Written request = Using the records below, reproduce exactly the lines from the one containing "Serialize everything readable" through the end, and nothing more; skip the images.

Input for this task =
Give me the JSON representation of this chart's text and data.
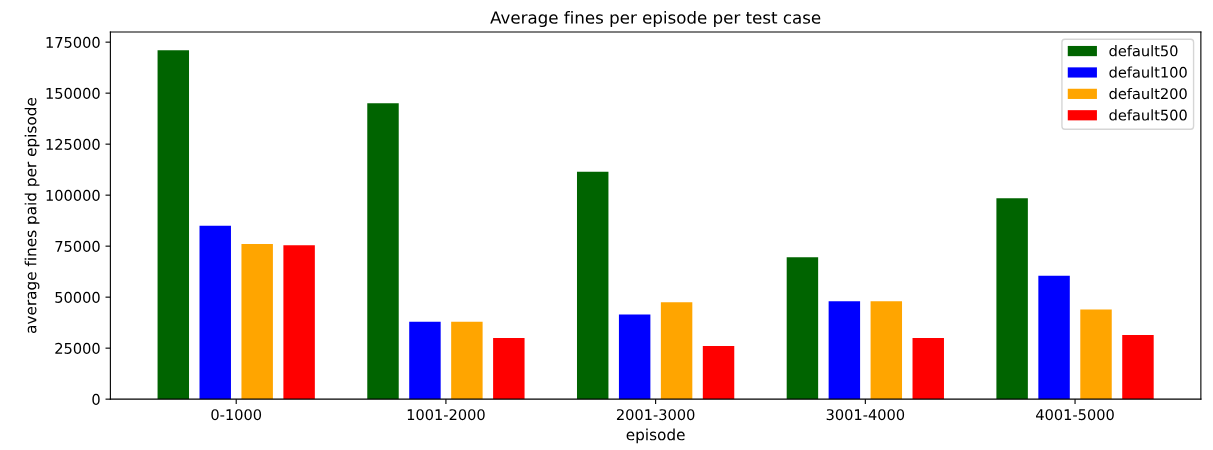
{
  "chart_data": {
    "type": "bar",
    "title": "Average fines per episode per test case",
    "xlabel": "episode",
    "ylabel": "average fines paid per episode",
    "categories": [
      "0-1000",
      "1001-2000",
      "2001-3000",
      "3001-4000",
      "4001-5000"
    ],
    "series": [
      {
        "name": "default50",
        "color": "#006400",
        "values": [
          171000,
          145000,
          111500,
          69500,
          98500
        ]
      },
      {
        "name": "default100",
        "color": "#0000ff",
        "values": [
          85000,
          38000,
          41500,
          48000,
          60500
        ]
      },
      {
        "name": "default200",
        "color": "#ffa500",
        "values": [
          76000,
          38000,
          47500,
          48000,
          44000
        ]
      },
      {
        "name": "default500",
        "color": "#ff0000",
        "values": [
          75500,
          30000,
          26000,
          30000,
          31500
        ]
      }
    ],
    "ylim": [
      0,
      180000
    ],
    "yticks": [
      0,
      25000,
      50000,
      75000,
      100000,
      125000,
      150000,
      175000
    ],
    "grid": false,
    "legend": "top right"
  }
}
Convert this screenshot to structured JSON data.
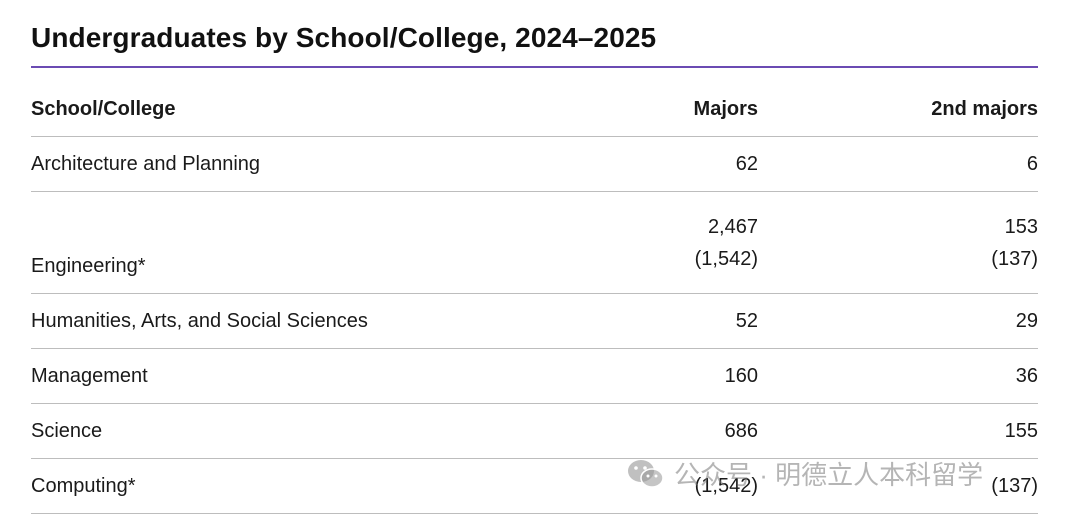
{
  "title": "Undergraduates by School/College, 2024–2025",
  "accent_color": "#6b4bb3",
  "table": {
    "headers": {
      "school": "School/College",
      "majors": "Majors",
      "second_majors": "2nd majors"
    },
    "rows": [
      {
        "school": "Architecture and Planning",
        "majors": "62",
        "second_majors": "6"
      },
      {
        "school": "Engineering*",
        "majors": "2,467",
        "majors_sub": "(1,542)",
        "second_majors": "153",
        "second_majors_sub": "(137)"
      },
      {
        "school": "Humanities, Arts, and Social Sciences",
        "majors": "52",
        "second_majors": "29"
      },
      {
        "school": "Management",
        "majors": "160",
        "second_majors": "36"
      },
      {
        "school": "Science",
        "majors": "686",
        "second_majors": "155"
      },
      {
        "school": "Computing*",
        "majors": "(1,542)",
        "second_majors": "(137)"
      }
    ]
  },
  "watermark": {
    "icon": "wechat-icon",
    "text": "公众号 · 明德立人本科留学"
  }
}
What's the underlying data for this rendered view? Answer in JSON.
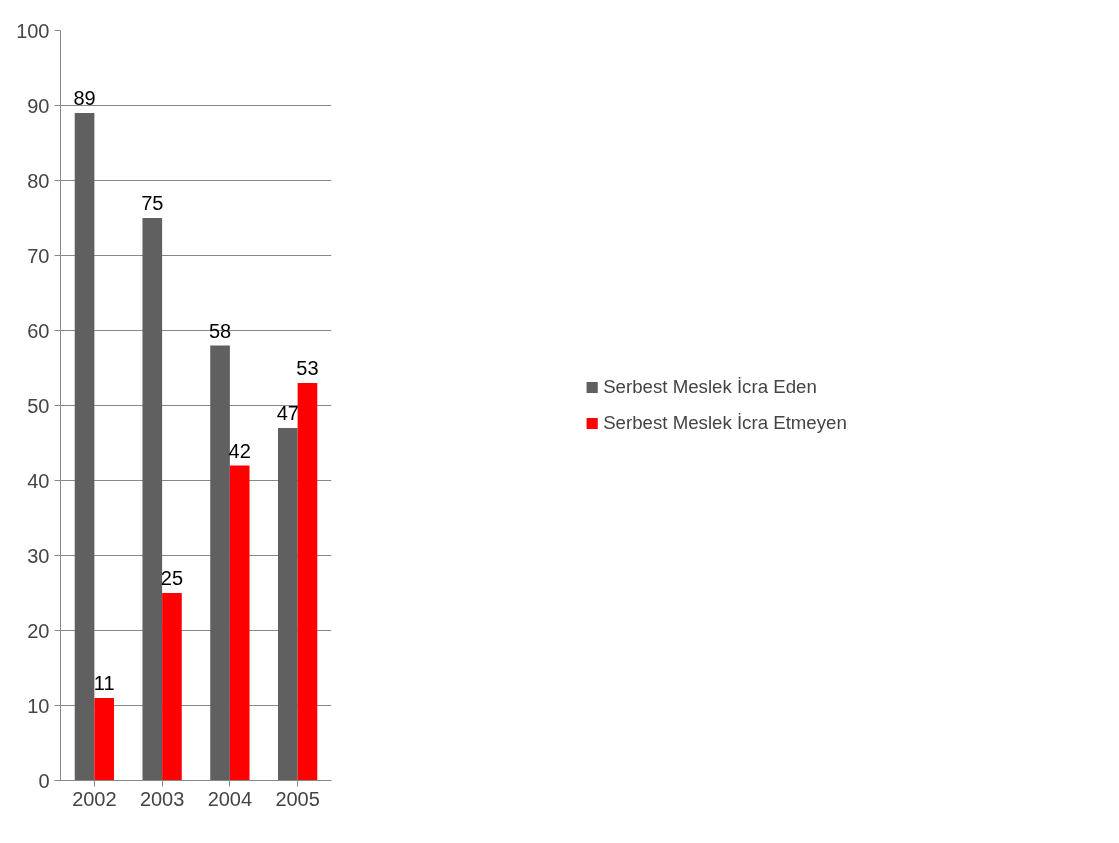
{
  "chart_data": {
    "type": "bar",
    "categories": [
      "2002",
      "2003",
      "2004",
      "2005"
    ],
    "series": [
      {
        "name": "Serbest Meslek İcra Eden",
        "color": "#606060",
        "values": [
          89,
          75,
          58,
          47
        ]
      },
      {
        "name": "Serbest Meslek İcra Etmeyen",
        "color": "#ff0000",
        "values": [
          11,
          25,
          42,
          53
        ]
      }
    ],
    "ylim": [
      0,
      100
    ],
    "yticks": [
      0,
      10,
      20,
      30,
      40,
      50,
      60,
      70,
      80,
      90,
      100
    ],
    "grid": "y",
    "legend": "right",
    "data_labels": true
  }
}
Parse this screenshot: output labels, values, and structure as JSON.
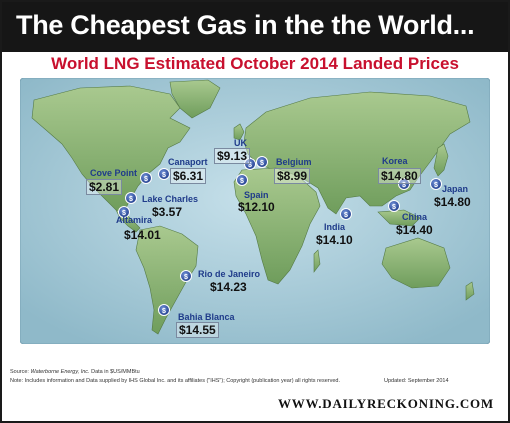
{
  "header": {
    "title": "The Cheapest Gas in the the World..."
  },
  "subtitle": "World LNG Estimated October 2014 Landed Prices",
  "colors": {
    "header_bg": "#161616",
    "subtitle": "#c8102e",
    "ocean": "#9fc4d2",
    "land": "#8fb77a",
    "marker": "#2b4ea2"
  },
  "locations": [
    {
      "id": "cove-point",
      "city": "Cove Point",
      "price": "$2.81"
    },
    {
      "id": "canaport",
      "city": "Canaport",
      "price": "$6.31"
    },
    {
      "id": "lake-charles",
      "city": "Lake Charles",
      "price": "$3.57"
    },
    {
      "id": "altamira",
      "city": "Altamira",
      "price": "$14.01"
    },
    {
      "id": "uk",
      "city": "UK",
      "price": "$9.13"
    },
    {
      "id": "belgium",
      "city": "Belgium",
      "price": "$8.99"
    },
    {
      "id": "spain",
      "city": "Spain",
      "price": "$12.10"
    },
    {
      "id": "india",
      "city": "India",
      "price": "$14.10"
    },
    {
      "id": "korea",
      "city": "Korea",
      "price": "$14.80"
    },
    {
      "id": "japan",
      "city": "Japan",
      "price": "$14.80"
    },
    {
      "id": "china",
      "city": "China",
      "price": "$14.40"
    },
    {
      "id": "rio-de-janeiro",
      "city": "Rio de Janeiro",
      "price": "$14.23"
    },
    {
      "id": "bahia-blanca",
      "city": "Bahia Blanca",
      "price": "$14.55"
    }
  ],
  "footer": {
    "source_label": "Source: ",
    "source_name": "Waterborne Energy, Inc.",
    "source_suffix": "  Data in $US/MMBtu",
    "note": "Note: Includes information and Data supplied by IHS Global Inc. and its affiliates (\"IHS\"); Copyright (publication year) all rights reserved.",
    "updated": "Updated: September 2014",
    "site": "WWW.DAILYRECKONING.COM"
  }
}
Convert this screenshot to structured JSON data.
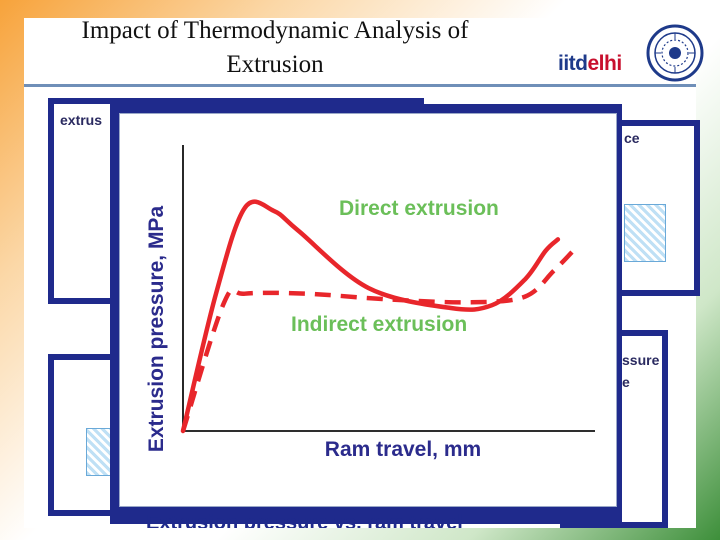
{
  "slide": {
    "title_line1": "Impact of Thermodynamic Analysis of",
    "title_line2": "Extrusion",
    "logo_prefix": "iitd",
    "logo_suffix": "elhi"
  },
  "background_fragments": {
    "top_left": "extrus",
    "top_right": "ce",
    "bottom_right_1": "ssure",
    "bottom_right_2": "e"
  },
  "figure": {
    "caption": "Extrusion pressure vs. ram travel"
  },
  "chart_data": {
    "type": "line",
    "xlabel": "Ram travel, mm",
    "ylabel": "Extrusion pressure, MPa",
    "xlim": [
      0,
      10
    ],
    "ylim": [
      0,
      10
    ],
    "ticks": "none",
    "grid": false,
    "annotations": [
      "Direct extrusion",
      "Indirect extrusion"
    ],
    "series": [
      {
        "name": "Direct extrusion",
        "style": "solid",
        "color": "#e8262b",
        "x": [
          0,
          0.8,
          1.5,
          2.2,
          2.8,
          4.5,
          6.5,
          7.5,
          8.3,
          8.8,
          9.1
        ],
        "y": [
          0,
          4.8,
          7.8,
          7.7,
          7.0,
          5.0,
          4.3,
          4.4,
          5.3,
          6.3,
          6.7
        ]
      },
      {
        "name": "Indirect extrusion",
        "style": "dashed",
        "color": "#e8262b",
        "x": [
          0,
          1.0,
          1.5,
          3.0,
          5.0,
          7.0,
          8.3,
          9.0,
          9.6
        ],
        "y": [
          0,
          4.5,
          4.8,
          4.8,
          4.6,
          4.5,
          4.7,
          5.6,
          6.5
        ]
      }
    ],
    "colors": {
      "curve": "#e8262b",
      "label": "#6bbf59",
      "axis_text": "#2b2b8c"
    }
  }
}
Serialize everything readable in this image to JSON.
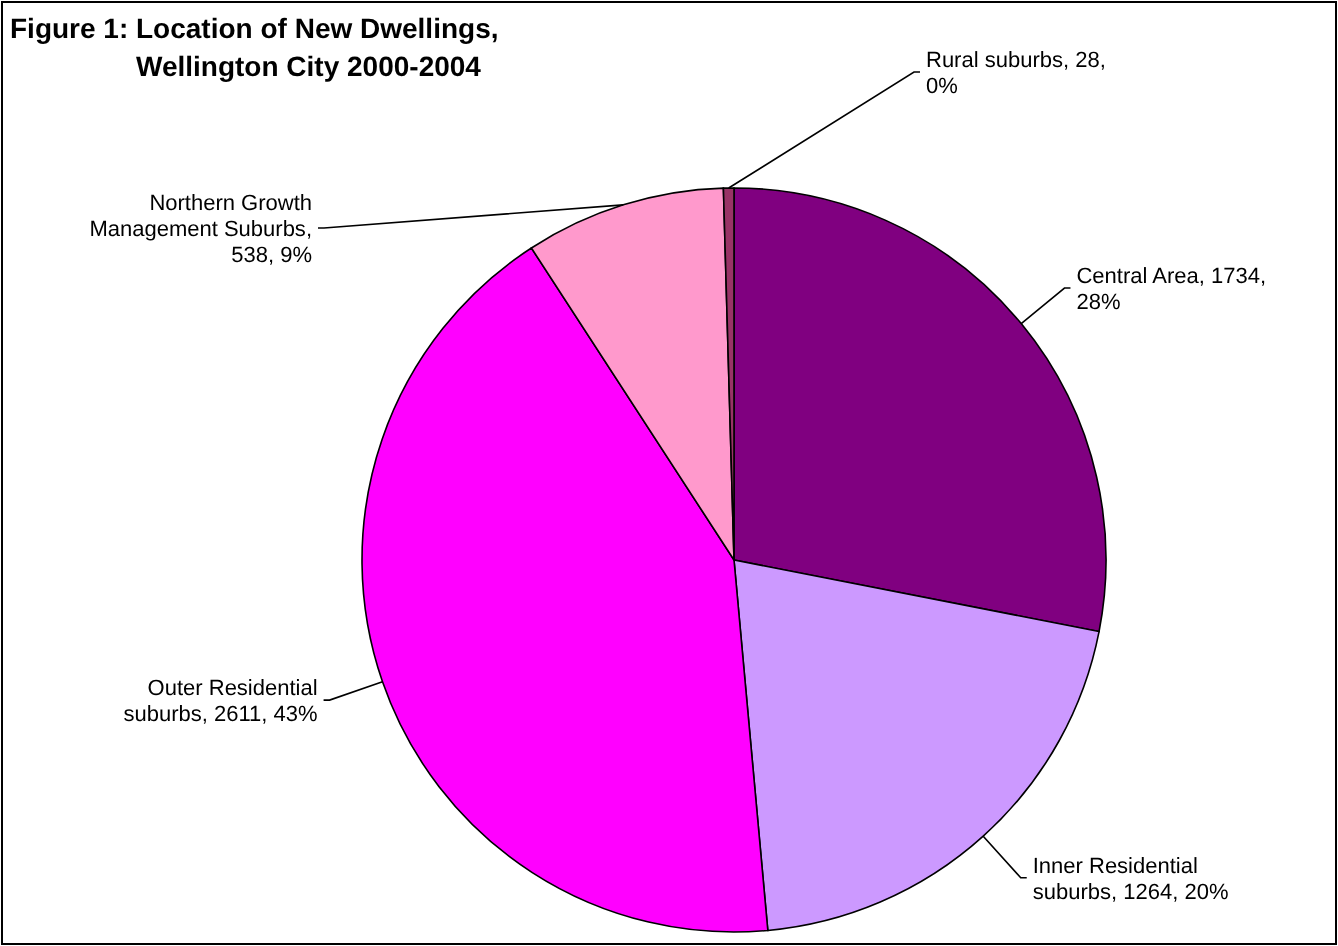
{
  "chart_data": {
    "type": "pie",
    "title": "Figure 1: Location of New Dwellings, Wellington City 2000-2004",
    "categories": [
      "Central Area",
      "Inner Residential suburbs",
      "Outer Residential suburbs",
      "Northern Growth Management Suburbs",
      "Rural suburbs"
    ],
    "values": [
      1734,
      1264,
      2611,
      538,
      28
    ],
    "value_labels": [
      ", 1734, 28%",
      ", 1264, 20%",
      ", 2611, 43%",
      ", 538, 9%",
      ", 28, 0%"
    ],
    "colors": [
      "#800080",
      "#cc99ff",
      "#ff00ff",
      "#ff99cc",
      "#993366"
    ],
    "legend": false
  }
}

Written response =
Serialize everything readable in this image to JSON.
{
  "chart_data": {
    "type": "pie",
    "title": "Figure 1: Location of New Dwellings, Wellington City 2000-2004",
    "categories": [
      "Central Area",
      "Inner Residential suburbs",
      "Outer Residential suburbs",
      "Northern Growth Management Suburbs",
      "Rural suburbs"
    ],
    "values": [
      1734,
      1264,
      2611,
      538,
      28
    ],
    "value_labels": [
      ", 1734, 28%",
      ", 1264, 20%",
      ", 2611, 43%",
      ", 538, 9%",
      ", 28, 0%"
    ],
    "colors": [
      "#800080",
      "#cc99ff",
      "#ff00ff",
      "#ff99cc",
      "#993366"
    ],
    "legend": false
  }
}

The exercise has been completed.